## [Your instructions]
In the entries that follow, find the word "настоящем" and report each line it is on.

--------------------

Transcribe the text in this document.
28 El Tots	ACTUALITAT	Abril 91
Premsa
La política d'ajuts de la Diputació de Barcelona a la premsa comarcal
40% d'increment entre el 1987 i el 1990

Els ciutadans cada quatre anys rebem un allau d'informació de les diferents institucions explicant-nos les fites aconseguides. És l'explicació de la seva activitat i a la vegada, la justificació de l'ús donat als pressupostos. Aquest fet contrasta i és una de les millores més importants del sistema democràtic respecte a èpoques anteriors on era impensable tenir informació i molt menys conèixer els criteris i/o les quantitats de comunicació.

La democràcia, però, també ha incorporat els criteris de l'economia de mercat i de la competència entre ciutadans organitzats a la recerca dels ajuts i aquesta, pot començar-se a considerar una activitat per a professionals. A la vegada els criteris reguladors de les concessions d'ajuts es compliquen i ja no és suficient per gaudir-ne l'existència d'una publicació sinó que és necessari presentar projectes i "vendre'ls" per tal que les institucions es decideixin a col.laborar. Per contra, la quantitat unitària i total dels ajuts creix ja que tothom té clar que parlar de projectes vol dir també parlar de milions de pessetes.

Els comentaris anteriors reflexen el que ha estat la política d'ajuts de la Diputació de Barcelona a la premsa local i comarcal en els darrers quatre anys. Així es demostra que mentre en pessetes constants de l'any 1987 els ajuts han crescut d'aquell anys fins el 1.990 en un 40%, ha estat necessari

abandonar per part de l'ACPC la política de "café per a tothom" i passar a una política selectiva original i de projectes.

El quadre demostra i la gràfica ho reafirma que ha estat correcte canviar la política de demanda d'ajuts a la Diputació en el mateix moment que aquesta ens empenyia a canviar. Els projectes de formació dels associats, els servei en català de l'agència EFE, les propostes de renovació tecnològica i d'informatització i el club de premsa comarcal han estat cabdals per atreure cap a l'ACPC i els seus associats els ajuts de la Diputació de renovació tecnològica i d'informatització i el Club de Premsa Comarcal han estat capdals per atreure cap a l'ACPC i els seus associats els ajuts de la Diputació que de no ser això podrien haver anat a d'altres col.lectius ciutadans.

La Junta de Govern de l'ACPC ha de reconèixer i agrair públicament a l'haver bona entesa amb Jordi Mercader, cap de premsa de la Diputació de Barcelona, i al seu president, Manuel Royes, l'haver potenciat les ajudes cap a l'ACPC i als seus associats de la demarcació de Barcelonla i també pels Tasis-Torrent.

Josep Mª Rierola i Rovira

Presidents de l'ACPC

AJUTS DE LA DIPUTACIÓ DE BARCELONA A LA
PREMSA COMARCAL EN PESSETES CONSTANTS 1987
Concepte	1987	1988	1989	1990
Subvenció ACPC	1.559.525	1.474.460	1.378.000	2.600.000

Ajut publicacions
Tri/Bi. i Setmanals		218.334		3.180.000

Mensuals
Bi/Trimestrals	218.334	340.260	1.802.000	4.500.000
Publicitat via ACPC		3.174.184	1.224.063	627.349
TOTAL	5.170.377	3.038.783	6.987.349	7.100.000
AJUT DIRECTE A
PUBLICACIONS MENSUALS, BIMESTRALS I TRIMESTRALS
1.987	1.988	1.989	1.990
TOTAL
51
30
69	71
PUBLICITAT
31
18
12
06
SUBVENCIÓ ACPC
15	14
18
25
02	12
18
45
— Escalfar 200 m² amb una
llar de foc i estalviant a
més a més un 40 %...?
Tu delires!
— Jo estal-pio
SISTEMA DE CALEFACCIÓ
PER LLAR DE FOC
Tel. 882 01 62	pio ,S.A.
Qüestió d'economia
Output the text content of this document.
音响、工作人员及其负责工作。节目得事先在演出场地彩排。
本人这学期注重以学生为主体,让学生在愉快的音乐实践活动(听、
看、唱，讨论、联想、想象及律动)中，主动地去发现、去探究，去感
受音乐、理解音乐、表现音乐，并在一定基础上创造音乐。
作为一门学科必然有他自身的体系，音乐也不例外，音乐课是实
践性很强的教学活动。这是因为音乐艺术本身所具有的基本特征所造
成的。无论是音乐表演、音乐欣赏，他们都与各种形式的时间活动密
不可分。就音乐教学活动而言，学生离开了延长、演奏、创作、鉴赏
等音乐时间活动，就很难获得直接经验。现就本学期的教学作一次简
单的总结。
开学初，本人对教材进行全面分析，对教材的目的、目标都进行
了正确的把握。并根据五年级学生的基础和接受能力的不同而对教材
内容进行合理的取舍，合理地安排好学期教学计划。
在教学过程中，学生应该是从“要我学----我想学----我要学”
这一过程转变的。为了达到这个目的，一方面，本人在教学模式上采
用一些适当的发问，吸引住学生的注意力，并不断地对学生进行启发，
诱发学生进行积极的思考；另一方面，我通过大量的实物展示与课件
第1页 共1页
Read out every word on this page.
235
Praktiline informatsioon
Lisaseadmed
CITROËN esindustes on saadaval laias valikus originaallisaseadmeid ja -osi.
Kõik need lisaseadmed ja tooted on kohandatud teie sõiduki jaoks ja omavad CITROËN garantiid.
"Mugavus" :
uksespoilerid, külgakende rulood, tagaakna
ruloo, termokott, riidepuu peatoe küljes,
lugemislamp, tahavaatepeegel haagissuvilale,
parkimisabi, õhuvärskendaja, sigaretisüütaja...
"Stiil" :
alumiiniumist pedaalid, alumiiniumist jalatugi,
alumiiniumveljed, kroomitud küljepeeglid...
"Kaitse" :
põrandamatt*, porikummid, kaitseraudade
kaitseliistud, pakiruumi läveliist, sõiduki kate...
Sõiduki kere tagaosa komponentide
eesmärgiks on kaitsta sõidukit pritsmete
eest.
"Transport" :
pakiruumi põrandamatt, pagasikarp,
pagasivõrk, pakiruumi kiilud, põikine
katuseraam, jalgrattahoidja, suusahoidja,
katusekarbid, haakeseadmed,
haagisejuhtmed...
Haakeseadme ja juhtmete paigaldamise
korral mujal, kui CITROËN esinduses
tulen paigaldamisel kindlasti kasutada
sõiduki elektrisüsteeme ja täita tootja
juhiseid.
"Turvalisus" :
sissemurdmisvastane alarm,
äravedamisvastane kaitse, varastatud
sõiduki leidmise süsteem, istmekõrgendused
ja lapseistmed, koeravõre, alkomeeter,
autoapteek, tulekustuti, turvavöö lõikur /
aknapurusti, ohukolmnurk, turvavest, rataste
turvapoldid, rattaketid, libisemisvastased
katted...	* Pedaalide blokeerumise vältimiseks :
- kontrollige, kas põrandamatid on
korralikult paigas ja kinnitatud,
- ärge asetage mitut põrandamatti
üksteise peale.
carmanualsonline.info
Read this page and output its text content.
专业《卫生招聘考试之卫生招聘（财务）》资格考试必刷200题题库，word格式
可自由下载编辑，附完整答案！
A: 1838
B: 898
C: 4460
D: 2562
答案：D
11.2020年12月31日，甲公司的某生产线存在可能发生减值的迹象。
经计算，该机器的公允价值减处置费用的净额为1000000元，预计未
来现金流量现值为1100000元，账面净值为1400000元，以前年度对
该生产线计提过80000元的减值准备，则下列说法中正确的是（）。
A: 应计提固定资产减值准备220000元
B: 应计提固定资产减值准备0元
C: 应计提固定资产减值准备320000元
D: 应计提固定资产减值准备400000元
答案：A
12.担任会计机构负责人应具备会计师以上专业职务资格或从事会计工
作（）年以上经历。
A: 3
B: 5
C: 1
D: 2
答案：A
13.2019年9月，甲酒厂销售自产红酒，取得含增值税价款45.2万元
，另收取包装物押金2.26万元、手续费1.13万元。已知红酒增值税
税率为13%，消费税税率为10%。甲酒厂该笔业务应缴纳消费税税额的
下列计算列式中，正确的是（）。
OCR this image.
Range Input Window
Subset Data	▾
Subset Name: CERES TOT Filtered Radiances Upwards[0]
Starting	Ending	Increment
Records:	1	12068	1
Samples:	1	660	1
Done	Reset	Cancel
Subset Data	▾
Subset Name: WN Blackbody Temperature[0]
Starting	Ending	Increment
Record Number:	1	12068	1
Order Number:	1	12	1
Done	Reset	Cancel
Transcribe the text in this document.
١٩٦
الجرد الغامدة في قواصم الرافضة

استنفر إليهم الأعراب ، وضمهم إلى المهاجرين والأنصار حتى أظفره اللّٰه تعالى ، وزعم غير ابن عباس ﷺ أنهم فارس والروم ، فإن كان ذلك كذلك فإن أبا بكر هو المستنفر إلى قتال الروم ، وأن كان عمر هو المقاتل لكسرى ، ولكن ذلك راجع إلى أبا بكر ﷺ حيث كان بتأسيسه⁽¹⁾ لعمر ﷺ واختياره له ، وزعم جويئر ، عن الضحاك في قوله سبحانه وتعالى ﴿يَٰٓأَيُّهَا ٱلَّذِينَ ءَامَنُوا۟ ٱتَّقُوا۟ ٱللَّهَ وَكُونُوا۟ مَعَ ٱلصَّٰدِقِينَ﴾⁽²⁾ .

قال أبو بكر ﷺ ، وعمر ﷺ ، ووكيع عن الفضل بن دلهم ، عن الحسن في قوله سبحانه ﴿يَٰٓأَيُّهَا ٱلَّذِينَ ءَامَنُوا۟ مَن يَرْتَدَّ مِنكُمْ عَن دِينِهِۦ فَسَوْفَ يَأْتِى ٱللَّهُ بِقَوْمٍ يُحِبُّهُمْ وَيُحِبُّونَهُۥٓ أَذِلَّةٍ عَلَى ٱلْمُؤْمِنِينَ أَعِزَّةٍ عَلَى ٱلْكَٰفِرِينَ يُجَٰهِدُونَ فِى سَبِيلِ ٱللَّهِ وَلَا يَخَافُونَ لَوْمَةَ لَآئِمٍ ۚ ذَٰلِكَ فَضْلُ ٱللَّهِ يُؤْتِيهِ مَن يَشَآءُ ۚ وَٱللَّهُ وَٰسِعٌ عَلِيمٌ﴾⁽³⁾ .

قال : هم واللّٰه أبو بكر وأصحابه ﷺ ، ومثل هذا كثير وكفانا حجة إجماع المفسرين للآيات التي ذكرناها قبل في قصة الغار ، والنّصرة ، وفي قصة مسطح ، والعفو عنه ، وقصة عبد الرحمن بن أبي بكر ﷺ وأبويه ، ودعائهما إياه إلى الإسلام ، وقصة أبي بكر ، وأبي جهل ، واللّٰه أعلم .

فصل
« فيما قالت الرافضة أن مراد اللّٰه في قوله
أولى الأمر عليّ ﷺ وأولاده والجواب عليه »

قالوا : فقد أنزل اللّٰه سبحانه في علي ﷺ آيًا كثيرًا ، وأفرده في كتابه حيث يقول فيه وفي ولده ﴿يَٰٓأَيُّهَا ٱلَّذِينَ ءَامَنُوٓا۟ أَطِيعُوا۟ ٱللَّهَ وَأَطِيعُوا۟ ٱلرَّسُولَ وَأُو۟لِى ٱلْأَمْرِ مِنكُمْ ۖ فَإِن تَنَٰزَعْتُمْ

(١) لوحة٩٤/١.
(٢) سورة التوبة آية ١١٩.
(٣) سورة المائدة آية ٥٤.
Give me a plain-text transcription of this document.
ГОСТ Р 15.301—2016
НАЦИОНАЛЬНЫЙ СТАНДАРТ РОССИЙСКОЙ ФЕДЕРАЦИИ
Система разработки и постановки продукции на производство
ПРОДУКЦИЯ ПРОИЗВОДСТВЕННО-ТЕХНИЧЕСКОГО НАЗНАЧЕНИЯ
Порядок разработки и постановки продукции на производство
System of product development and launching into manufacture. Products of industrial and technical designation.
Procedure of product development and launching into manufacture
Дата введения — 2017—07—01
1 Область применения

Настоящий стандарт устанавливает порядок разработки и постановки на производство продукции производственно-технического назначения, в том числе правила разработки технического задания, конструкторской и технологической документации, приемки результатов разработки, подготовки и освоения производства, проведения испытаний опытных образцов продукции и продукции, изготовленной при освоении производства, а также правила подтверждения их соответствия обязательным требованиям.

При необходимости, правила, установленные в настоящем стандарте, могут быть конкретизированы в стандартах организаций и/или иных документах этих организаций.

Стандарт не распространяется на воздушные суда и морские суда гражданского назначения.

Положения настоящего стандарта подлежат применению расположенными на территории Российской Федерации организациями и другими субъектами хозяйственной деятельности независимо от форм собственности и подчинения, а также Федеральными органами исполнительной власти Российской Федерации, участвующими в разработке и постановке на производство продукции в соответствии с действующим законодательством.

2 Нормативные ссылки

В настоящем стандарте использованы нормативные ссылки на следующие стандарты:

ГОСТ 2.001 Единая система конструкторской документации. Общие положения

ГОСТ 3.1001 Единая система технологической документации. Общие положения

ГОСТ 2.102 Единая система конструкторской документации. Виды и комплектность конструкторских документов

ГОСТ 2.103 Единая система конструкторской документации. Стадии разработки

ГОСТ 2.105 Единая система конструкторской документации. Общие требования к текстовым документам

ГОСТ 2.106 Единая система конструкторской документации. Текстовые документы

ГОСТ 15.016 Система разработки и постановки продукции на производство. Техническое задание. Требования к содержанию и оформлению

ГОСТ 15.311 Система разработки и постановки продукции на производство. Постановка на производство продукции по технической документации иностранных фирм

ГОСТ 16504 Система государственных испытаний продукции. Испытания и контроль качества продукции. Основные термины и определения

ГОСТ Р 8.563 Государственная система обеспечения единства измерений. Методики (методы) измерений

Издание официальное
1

--------------------

## [Exercise result]
При необходимости, правила, установленные в настоящем стандарте, могут быть конкретизированы в стандартах организаций и/или иных документах этих организаций.
В настоящем стандарте использованы нормативные ссылки на следующие стандарты:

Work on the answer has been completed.